(Source data)

========================================================================

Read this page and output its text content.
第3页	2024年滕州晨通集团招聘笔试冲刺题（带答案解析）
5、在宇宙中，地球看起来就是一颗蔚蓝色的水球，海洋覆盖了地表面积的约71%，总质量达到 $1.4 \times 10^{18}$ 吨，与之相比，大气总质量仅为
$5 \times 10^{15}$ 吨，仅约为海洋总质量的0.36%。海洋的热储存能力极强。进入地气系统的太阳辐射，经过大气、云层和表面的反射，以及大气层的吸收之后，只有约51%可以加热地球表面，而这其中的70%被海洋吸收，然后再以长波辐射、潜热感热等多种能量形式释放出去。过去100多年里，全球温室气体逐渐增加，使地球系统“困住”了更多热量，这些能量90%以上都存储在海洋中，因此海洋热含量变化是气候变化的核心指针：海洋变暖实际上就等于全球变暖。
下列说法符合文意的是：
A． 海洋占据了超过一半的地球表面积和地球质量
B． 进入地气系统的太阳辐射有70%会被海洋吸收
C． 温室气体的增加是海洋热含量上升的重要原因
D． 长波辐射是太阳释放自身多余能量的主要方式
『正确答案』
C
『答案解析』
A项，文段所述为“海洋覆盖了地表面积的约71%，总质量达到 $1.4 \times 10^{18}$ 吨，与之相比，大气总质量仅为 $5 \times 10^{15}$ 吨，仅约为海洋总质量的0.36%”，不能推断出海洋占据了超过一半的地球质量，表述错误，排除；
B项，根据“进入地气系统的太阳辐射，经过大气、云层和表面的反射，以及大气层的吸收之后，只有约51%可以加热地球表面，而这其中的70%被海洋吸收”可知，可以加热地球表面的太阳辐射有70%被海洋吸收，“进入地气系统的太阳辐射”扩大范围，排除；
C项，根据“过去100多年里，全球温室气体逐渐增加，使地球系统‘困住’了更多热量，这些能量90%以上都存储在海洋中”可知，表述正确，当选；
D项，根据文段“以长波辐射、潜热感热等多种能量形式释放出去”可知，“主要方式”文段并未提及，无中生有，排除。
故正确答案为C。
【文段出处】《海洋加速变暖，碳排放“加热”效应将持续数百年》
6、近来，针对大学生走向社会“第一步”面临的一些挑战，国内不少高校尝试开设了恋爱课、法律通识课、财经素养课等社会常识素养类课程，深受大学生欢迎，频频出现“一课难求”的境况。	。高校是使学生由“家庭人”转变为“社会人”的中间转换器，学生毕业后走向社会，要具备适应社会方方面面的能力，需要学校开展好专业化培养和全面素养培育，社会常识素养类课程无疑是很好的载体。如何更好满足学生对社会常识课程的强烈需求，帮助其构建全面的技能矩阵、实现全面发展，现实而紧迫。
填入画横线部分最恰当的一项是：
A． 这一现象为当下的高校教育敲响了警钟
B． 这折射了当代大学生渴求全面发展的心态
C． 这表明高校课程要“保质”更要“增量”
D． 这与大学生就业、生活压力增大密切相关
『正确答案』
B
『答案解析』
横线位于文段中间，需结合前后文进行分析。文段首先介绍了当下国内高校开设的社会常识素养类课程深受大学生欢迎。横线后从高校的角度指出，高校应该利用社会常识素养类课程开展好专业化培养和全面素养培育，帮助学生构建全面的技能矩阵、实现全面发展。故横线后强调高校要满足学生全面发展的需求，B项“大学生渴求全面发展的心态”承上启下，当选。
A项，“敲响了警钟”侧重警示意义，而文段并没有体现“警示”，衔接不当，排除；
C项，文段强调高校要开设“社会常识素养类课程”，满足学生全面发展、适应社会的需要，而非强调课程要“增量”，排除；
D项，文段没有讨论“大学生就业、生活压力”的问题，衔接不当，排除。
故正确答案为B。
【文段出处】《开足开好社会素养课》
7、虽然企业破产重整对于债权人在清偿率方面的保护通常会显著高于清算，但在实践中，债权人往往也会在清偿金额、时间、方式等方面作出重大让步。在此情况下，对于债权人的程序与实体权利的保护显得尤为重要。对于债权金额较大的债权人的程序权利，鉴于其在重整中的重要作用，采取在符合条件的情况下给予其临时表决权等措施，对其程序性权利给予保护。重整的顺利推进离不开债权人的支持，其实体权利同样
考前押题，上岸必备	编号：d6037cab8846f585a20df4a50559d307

========================================================================

Reproduce the listing in full. Keep it exactly as written.

Read this page and output its text content.
第3页	2024年滕州晨通集团招聘笔试冲刺题（带答案解析）
5、在宇宙中，地球看起来就是一颗蔚蓝色的水球，海洋覆盖了地表面积的约71%，总质量达到 $1.4 \times 10^{18}$ 吨，与之相比，大气总质量仅为
$5 \times 10^{15}$ 吨，仅约为海洋总质量的0.36%。海洋的热储存能力极强。进入地气系统的太阳辐射，经过大气、云层和表面的反射，以及大气层的吸收之后，只有约51%可以加热地球表面，而这其中的70%被海洋吸收，然后再以长波辐射、潜热感热等多种能量形式释放出去。过去100多年里，全球温室气体逐渐增加，使地球系统“困住”了更多热量，这些能量90%以上都存储在海洋中，因此海洋热含量变化是气候变化的核心指针：海洋变暖实际上就等于全球变暖。
下列说法符合文意的是：
A． 海洋占据了超过一半的地球表面积和地球质量
B． 进入地气系统的太阳辐射有70%会被海洋吸收
C． 温室气体的增加是海洋热含量上升的重要原因
D． 长波辐射是太阳释放自身多余能量的主要方式
『正确答案』
C
『答案解析』
A项，文段所述为“海洋覆盖了地表面积的约71%，总质量达到 $1.4 \times 10^{18}$ 吨，与之相比，大气总质量仅为 $5 \times 10^{15}$ 吨，仅约为海洋总质量的0.36%”，不能推断出海洋占据了超过一半的地球质量，表述错误，排除；
B项，根据“进入地气系统的太阳辐射，经过大气、云层和表面的反射，以及大气层的吸收之后，只有约51%可以加热地球表面，而这其中的70%被海洋吸收”可知，可以加热地球表面的太阳辐射有70%被海洋吸收，“进入地气系统的太阳辐射”扩大范围，排除；
C项，根据“过去100多年里，全球温室气体逐渐增加，使地球系统‘困住’了更多热量，这些能量90%以上都存储在海洋中”可知，表述正确，当选；
D项，根据文段“以长波辐射、潜热感热等多种能量形式释放出去”可知，“主要方式”文段并未提及，无中生有，排除。
故正确答案为C。
【文段出处】《海洋加速变暖，碳排放“加热”效应将持续数百年》
6、近来，针对大学生走向社会“第一步”面临的一些挑战，国内不少高校尝试开设了恋爱课、法律通识课、财经素养课等社会常识素养类课程，深受大学生欢迎，频频出现“一课难求”的境况。	。高校是使学生由“家庭人”转变为“社会人”的中间转换器，学生毕业后走向社会，要具备适应社会方方面面的能力，需要学校开展好专业化培养和全面素养培育，社会常识素养类课程无疑是很好的载体。如何更好满足学生对社会常识课程的强烈需求，帮助其构建全面的技能矩阵、实现全面发展，现实而紧迫。
填入画横线部分最恰当的一项是：
A． 这一现象为当下的高校教育敲响了警钟
B． 这折射了当代大学生渴求全面发展的心态
C． 这表明高校课程要“保质”更要“增量”
D． 这与大学生就业、生活压力增大密切相关
『正确答案』
B
『答案解析』
横线位于文段中间，需结合前后文进行分析。文段首先介绍了当下国内高校开设的社会常识素养类课程深受大学生欢迎。横线后从高校的角度指出，高校应该利用社会常识素养类课程开展好专业化培养和全面素养培育，帮助学生构建全面的技能矩阵、实现全面发展。故横线后强调高校要满足学生全面发展的需求，B项“大学生渴求全面发展的心态”承上启下，当选。
A项，“敲响了警钟”侧重警示意义，而文段并没有体现“警示”，衔接不当，排除；
C项，文段强调高校要开设“社会常识素养类课程”，满足学生全面发展、适应社会的需要，而非强调课程要“增量”，排除；
D项，文段没有讨论“大学生就业、生活压力”的问题，衔接不当，排除。
故正确答案为B。
【文段出处】《开足开好社会素养课》
7、虽然企业破产重整对于债权人在清偿率方面的保护通常会显著高于清算，但在实践中，债权人往往也会在清偿金额、时间、方式等方面作出重大让步。在此情况下，对于债权人的程序与实体权利的保护显得尤为重要。对于债权金额较大的债权人的程序权利，鉴于其在重整中的重要作用，采取在符合条件的情况下给予其临时表决权等措施，对其程序性权利给予保护。重整的顺利推进离不开债权人的支持，其实体权利同样
考前押题，上岸必备	编号：d6037cab8846f585a20df4a50559d307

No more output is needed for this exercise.